▶ _Information supplied_
- - -

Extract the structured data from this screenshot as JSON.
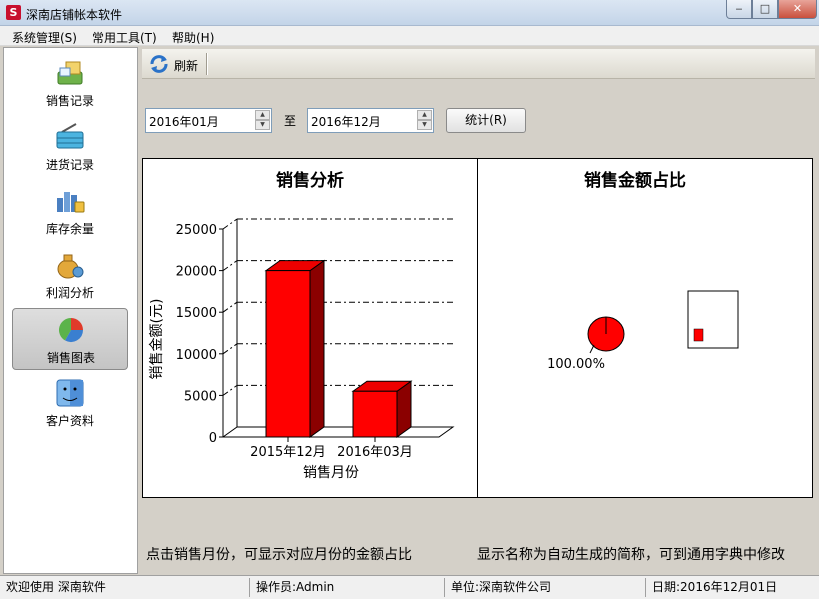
{
  "window": {
    "title": "深南店铺帐本软件",
    "app_icon_letter": "S",
    "min": "‒",
    "max": "□",
    "close": "✕"
  },
  "menu": [
    {
      "label": "系统管理(S)"
    },
    {
      "label": "常用工具(T)"
    },
    {
      "label": "帮助(H)"
    }
  ],
  "sidebar": {
    "items": [
      {
        "label": "销售记录",
        "icon": "sales-record-icon"
      },
      {
        "label": "进货记录",
        "icon": "purchase-basket-icon"
      },
      {
        "label": "库存余量",
        "icon": "inventory-icon"
      },
      {
        "label": "利润分析",
        "icon": "money-bag-icon"
      },
      {
        "label": "销售图表",
        "icon": "pie-chart-icon",
        "active": true
      },
      {
        "label": "客户资料",
        "icon": "finder-face-icon"
      }
    ]
  },
  "toolbar": {
    "refresh_label": "刷新"
  },
  "filter": {
    "start_date": "2016年01月",
    "end_date": "2016年12月",
    "to_label": "至",
    "stat_button": "统计(R)"
  },
  "bar_chart": {
    "chart_data": {
      "type": "bar",
      "title": "销售分析",
      "xlabel": "销售月份",
      "ylabel": "销售金额(元)",
      "categories": [
        "2015年12月",
        "2016年03月"
      ],
      "values": [
        20000,
        5500
      ],
      "ylim": [
        0,
        25000
      ],
      "yticks": [
        "0",
        "5000",
        "10000",
        "15000",
        "20000",
        "25000"
      ],
      "bar_color": "#ff0000",
      "grid": "dash-dot"
    }
  },
  "pie_chart": {
    "chart_data": {
      "type": "pie",
      "title": "销售金额占比",
      "slices": [
        {
          "value": 100.0,
          "color": "#ff0000"
        }
      ],
      "slice_label": "100.00%"
    }
  },
  "hints": {
    "left": "点击销售月份，可显示对应月份的金额占比",
    "right": "显示名称为自动生成的简称，可到通用字典中修改"
  },
  "status": {
    "welcome": "欢迎使用 深南软件",
    "operator": "操作员:Admin",
    "unit": "单位:深南软件公司",
    "date": "日期:2016年12月01日"
  }
}
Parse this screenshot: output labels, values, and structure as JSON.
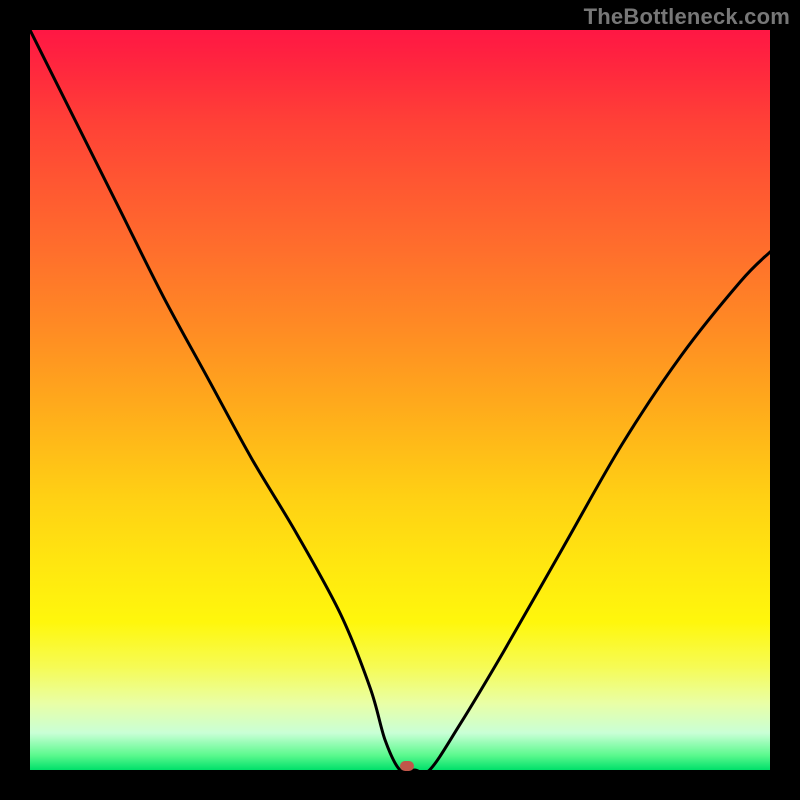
{
  "watermark": "TheBottleneck.com",
  "chart_data": {
    "type": "line",
    "title": "",
    "xlabel": "",
    "ylabel": "",
    "xlim": [
      0,
      100
    ],
    "ylim": [
      0,
      100
    ],
    "grid": false,
    "legend": null,
    "series": [
      {
        "name": "bottleneck-curve",
        "x": [
          0,
          6,
          12,
          18,
          24,
          30,
          36,
          42,
          46,
          48,
          50,
          52,
          54,
          58,
          64,
          72,
          80,
          88,
          96,
          100
        ],
        "y": [
          100,
          88,
          76,
          64,
          53,
          42,
          32,
          21,
          11,
          4,
          0,
          0,
          0,
          6,
          16,
          30,
          44,
          56,
          66,
          70
        ]
      }
    ],
    "annotations": [
      {
        "name": "optimal-point",
        "x": 51,
        "y": 0.6
      }
    ],
    "background": {
      "type": "vertical-gradient",
      "stops": [
        {
          "pct": 0,
          "color": "#ff1744"
        },
        {
          "pct": 50,
          "color": "#ffa81c"
        },
        {
          "pct": 80,
          "color": "#fff70c"
        },
        {
          "pct": 100,
          "color": "#00e06a"
        }
      ]
    }
  }
}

- - -

▶ _Problem_
Gather each line of the listing that holds the string "values".

▶ _Result of the exercise_
      "values": [
Parse this screenshot: output labels, values, and structure as JSON.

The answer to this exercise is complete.